- **Working data**
%%

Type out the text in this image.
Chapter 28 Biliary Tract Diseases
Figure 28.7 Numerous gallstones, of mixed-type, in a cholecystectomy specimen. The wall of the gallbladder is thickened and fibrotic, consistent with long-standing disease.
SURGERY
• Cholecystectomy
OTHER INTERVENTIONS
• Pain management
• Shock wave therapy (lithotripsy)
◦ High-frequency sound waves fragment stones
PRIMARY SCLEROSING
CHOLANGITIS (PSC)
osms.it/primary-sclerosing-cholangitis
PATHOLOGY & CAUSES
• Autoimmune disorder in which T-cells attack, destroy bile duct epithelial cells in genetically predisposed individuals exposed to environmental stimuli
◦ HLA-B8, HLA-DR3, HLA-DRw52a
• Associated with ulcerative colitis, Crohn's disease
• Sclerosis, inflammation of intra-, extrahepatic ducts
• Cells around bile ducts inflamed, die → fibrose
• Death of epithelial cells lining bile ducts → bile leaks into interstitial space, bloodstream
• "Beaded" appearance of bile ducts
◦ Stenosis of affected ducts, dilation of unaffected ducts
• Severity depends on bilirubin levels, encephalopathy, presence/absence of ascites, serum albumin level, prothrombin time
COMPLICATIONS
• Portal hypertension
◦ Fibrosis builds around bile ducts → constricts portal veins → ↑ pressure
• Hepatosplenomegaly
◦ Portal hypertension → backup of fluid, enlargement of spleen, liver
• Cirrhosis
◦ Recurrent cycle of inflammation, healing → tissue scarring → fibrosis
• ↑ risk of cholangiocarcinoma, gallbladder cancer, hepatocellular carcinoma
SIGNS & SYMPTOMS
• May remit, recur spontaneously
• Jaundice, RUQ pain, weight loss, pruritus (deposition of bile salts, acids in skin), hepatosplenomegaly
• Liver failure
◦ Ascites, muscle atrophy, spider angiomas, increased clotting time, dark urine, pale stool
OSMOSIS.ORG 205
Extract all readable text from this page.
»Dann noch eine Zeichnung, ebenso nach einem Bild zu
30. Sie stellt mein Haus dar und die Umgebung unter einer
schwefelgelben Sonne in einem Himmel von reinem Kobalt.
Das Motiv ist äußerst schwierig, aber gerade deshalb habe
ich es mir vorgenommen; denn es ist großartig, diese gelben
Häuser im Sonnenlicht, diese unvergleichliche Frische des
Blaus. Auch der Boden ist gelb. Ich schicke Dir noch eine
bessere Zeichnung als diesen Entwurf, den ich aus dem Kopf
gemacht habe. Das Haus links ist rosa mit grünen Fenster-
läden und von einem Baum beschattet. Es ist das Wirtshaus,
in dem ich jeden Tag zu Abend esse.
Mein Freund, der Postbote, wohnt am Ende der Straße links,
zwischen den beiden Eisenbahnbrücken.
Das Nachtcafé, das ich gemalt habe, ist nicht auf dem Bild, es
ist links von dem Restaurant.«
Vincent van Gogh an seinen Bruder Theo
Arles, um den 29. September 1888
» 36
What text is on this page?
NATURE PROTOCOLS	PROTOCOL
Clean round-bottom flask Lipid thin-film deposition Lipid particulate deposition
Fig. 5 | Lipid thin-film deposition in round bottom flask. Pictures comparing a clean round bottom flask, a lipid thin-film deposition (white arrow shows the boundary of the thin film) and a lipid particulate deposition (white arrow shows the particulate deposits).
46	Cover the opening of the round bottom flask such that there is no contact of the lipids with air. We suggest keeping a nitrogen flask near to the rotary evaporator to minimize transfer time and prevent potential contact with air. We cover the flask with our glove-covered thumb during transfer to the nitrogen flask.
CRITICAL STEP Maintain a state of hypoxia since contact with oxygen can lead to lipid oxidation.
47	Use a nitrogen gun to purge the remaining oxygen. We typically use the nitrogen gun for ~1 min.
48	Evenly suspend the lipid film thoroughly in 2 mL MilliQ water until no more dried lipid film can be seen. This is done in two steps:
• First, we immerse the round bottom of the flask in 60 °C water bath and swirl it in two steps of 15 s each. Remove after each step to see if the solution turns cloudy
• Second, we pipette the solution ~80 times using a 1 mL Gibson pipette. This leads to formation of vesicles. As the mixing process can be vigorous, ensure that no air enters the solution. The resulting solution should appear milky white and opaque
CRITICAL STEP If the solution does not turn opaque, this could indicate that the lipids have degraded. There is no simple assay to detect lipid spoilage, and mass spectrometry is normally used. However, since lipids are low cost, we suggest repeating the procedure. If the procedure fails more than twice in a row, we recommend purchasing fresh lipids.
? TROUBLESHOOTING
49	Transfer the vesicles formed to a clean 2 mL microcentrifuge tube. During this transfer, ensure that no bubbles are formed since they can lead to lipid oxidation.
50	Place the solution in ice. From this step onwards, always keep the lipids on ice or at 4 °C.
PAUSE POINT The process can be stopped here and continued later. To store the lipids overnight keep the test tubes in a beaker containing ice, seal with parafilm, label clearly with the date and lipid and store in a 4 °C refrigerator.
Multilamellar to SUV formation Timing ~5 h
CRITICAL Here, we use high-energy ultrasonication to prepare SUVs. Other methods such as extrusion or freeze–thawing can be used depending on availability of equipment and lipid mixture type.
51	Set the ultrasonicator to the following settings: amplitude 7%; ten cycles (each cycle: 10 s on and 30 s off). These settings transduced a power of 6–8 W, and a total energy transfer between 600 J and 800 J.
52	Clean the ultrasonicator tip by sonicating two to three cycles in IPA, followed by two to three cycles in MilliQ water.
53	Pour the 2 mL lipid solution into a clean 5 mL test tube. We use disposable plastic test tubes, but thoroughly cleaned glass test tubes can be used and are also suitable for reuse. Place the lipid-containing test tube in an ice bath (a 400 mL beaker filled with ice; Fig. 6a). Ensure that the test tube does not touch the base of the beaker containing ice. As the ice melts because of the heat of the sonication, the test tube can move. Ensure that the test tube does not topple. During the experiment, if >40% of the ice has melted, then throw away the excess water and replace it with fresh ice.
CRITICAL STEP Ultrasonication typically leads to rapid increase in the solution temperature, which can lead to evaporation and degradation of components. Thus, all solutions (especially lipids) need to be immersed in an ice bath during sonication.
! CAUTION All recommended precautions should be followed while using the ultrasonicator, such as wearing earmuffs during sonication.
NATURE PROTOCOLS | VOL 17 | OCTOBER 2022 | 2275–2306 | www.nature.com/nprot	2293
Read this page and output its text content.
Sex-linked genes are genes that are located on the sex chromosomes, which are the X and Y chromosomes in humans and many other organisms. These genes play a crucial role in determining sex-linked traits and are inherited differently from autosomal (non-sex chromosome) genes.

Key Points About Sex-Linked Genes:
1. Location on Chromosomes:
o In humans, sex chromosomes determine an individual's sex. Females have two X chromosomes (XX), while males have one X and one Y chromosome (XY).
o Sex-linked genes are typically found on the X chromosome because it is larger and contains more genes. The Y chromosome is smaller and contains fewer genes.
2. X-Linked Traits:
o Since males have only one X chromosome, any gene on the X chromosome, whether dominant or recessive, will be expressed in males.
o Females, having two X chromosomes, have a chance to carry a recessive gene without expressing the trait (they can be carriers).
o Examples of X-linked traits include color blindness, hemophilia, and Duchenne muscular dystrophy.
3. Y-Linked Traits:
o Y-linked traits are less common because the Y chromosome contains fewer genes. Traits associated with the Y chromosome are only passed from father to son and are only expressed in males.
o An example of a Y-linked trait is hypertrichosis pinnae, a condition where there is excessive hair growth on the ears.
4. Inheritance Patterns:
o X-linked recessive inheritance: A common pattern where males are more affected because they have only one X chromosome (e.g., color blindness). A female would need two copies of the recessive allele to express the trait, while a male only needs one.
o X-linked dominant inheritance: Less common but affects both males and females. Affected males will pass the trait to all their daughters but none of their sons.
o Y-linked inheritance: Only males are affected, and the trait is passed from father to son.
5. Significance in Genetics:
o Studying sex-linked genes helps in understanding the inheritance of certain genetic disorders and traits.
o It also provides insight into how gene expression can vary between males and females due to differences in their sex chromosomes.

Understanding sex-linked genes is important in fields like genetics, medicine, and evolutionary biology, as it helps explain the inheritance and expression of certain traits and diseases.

%%

- **What the task asks**
Determine the number of lines in the entries that contain the word "bottom". Give that number and nothing more.

- **Response box**
4